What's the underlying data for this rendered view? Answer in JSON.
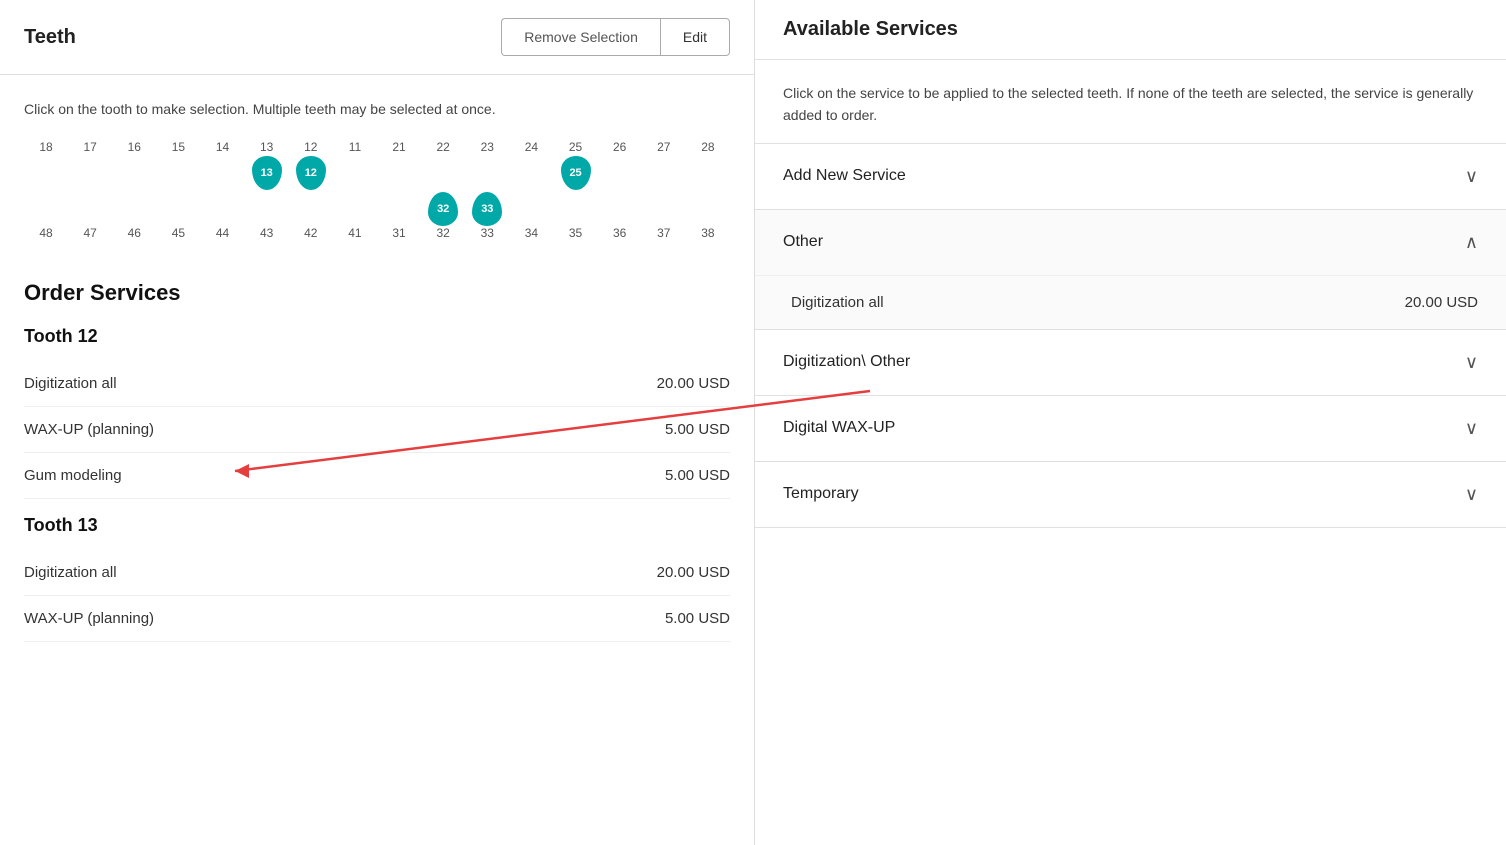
{
  "left": {
    "title": "Teeth",
    "remove_btn": "Remove Selection",
    "edit_btn": "Edit",
    "instruction": "Click on the tooth to make selection. Multiple teeth may be selected at once.",
    "teeth_top": [
      {
        "number": "18",
        "selected": false
      },
      {
        "number": "17",
        "selected": false
      },
      {
        "number": "16",
        "selected": false
      },
      {
        "number": "15",
        "selected": false
      },
      {
        "number": "14",
        "selected": false
      },
      {
        "number": "13",
        "selected": true
      },
      {
        "number": "12",
        "selected": true
      },
      {
        "number": "11",
        "selected": false
      },
      {
        "number": "21",
        "selected": false
      },
      {
        "number": "22",
        "selected": false
      },
      {
        "number": "23",
        "selected": false
      },
      {
        "number": "24",
        "selected": false
      },
      {
        "number": "25",
        "selected": true
      },
      {
        "number": "26",
        "selected": false
      },
      {
        "number": "27",
        "selected": false
      },
      {
        "number": "28",
        "selected": false
      }
    ],
    "teeth_bottom": [
      {
        "number": "48",
        "selected": false
      },
      {
        "number": "47",
        "selected": false
      },
      {
        "number": "46",
        "selected": false
      },
      {
        "number": "45",
        "selected": false
      },
      {
        "number": "44",
        "selected": false
      },
      {
        "number": "43",
        "selected": false
      },
      {
        "number": "42",
        "selected": false
      },
      {
        "number": "41",
        "selected": false
      },
      {
        "number": "31",
        "selected": false
      },
      {
        "number": "32",
        "selected": true
      },
      {
        "number": "33",
        "selected": true
      },
      {
        "number": "34",
        "selected": false
      },
      {
        "number": "35",
        "selected": false
      },
      {
        "number": "36",
        "selected": false
      },
      {
        "number": "37",
        "selected": false
      },
      {
        "number": "38",
        "selected": false
      }
    ],
    "order_services_title": "Order Services",
    "tooth_sections": [
      {
        "tooth_label": "Tooth 12",
        "services": [
          {
            "name": "Digitization all",
            "price": "20.00 USD"
          },
          {
            "name": "WAX-UP (planning)",
            "price": "5.00 USD"
          },
          {
            "name": "Gum modeling",
            "price": "5.00 USD"
          }
        ]
      },
      {
        "tooth_label": "Tooth 13",
        "services": [
          {
            "name": "Digitization all",
            "price": "20.00 USD"
          },
          {
            "name": "WAX-UP (planning)",
            "price": "5.00 USD"
          }
        ]
      }
    ]
  },
  "right": {
    "title": "Available Services",
    "instruction": "Click on the service to be applied to the selected teeth. If none of the teeth are selected, the service is generally added to order.",
    "categories": [
      {
        "name": "Add New Service",
        "expanded": false,
        "chevron": "∨",
        "items": []
      },
      {
        "name": "Other",
        "expanded": true,
        "chevron": "∧",
        "items": [
          {
            "name": "Digitization all",
            "price": "20.00 USD"
          }
        ]
      },
      {
        "name": "Digitization\\ Other",
        "expanded": false,
        "chevron": "∨",
        "items": []
      },
      {
        "name": "Digital WAX-UP",
        "expanded": false,
        "chevron": "∨",
        "items": []
      },
      {
        "name": "Temporary",
        "expanded": false,
        "chevron": "∨",
        "items": []
      }
    ]
  }
}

▶ YOUR TASK
Copy the entries exactly. Leave out the images.

▶ WORKED SOLUTION
What's the underlying data for this rendered view? Answer in JSON.
{
  "left": {
    "title": "Teeth",
    "remove_btn": "Remove Selection",
    "edit_btn": "Edit",
    "instruction": "Click on the tooth to make selection. Multiple teeth may be selected at once.",
    "teeth_top": [
      {
        "number": "18",
        "selected": false
      },
      {
        "number": "17",
        "selected": false
      },
      {
        "number": "16",
        "selected": false
      },
      {
        "number": "15",
        "selected": false
      },
      {
        "number": "14",
        "selected": false
      },
      {
        "number": "13",
        "selected": true
      },
      {
        "number": "12",
        "selected": true
      },
      {
        "number": "11",
        "selected": false
      },
      {
        "number": "21",
        "selected": false
      },
      {
        "number": "22",
        "selected": false
      },
      {
        "number": "23",
        "selected": false
      },
      {
        "number": "24",
        "selected": false
      },
      {
        "number": "25",
        "selected": true
      },
      {
        "number": "26",
        "selected": false
      },
      {
        "number": "27",
        "selected": false
      },
      {
        "number": "28",
        "selected": false
      }
    ],
    "teeth_bottom": [
      {
        "number": "48",
        "selected": false
      },
      {
        "number": "47",
        "selected": false
      },
      {
        "number": "46",
        "selected": false
      },
      {
        "number": "45",
        "selected": false
      },
      {
        "number": "44",
        "selected": false
      },
      {
        "number": "43",
        "selected": false
      },
      {
        "number": "42",
        "selected": false
      },
      {
        "number": "41",
        "selected": false
      },
      {
        "number": "31",
        "selected": false
      },
      {
        "number": "32",
        "selected": true
      },
      {
        "number": "33",
        "selected": true
      },
      {
        "number": "34",
        "selected": false
      },
      {
        "number": "35",
        "selected": false
      },
      {
        "number": "36",
        "selected": false
      },
      {
        "number": "37",
        "selected": false
      },
      {
        "number": "38",
        "selected": false
      }
    ],
    "order_services_title": "Order Services",
    "tooth_sections": [
      {
        "tooth_label": "Tooth 12",
        "services": [
          {
            "name": "Digitization all",
            "price": "20.00 USD"
          },
          {
            "name": "WAX-UP (planning)",
            "price": "5.00 USD"
          },
          {
            "name": "Gum modeling",
            "price": "5.00 USD"
          }
        ]
      },
      {
        "tooth_label": "Tooth 13",
        "services": [
          {
            "name": "Digitization all",
            "price": "20.00 USD"
          },
          {
            "name": "WAX-UP (planning)",
            "price": "5.00 USD"
          }
        ]
      }
    ]
  },
  "right": {
    "title": "Available Services",
    "instruction": "Click on the service to be applied to the selected teeth. If none of the teeth are selected, the service is generally added to order.",
    "categories": [
      {
        "name": "Add New Service",
        "expanded": false,
        "chevron": "∨",
        "items": []
      },
      {
        "name": "Other",
        "expanded": true,
        "chevron": "∧",
        "items": [
          {
            "name": "Digitization all",
            "price": "20.00 USD"
          }
        ]
      },
      {
        "name": "Digitization\\ Other",
        "expanded": false,
        "chevron": "∨",
        "items": []
      },
      {
        "name": "Digital WAX-UP",
        "expanded": false,
        "chevron": "∨",
        "items": []
      },
      {
        "name": "Temporary",
        "expanded": false,
        "chevron": "∨",
        "items": []
      }
    ]
  }
}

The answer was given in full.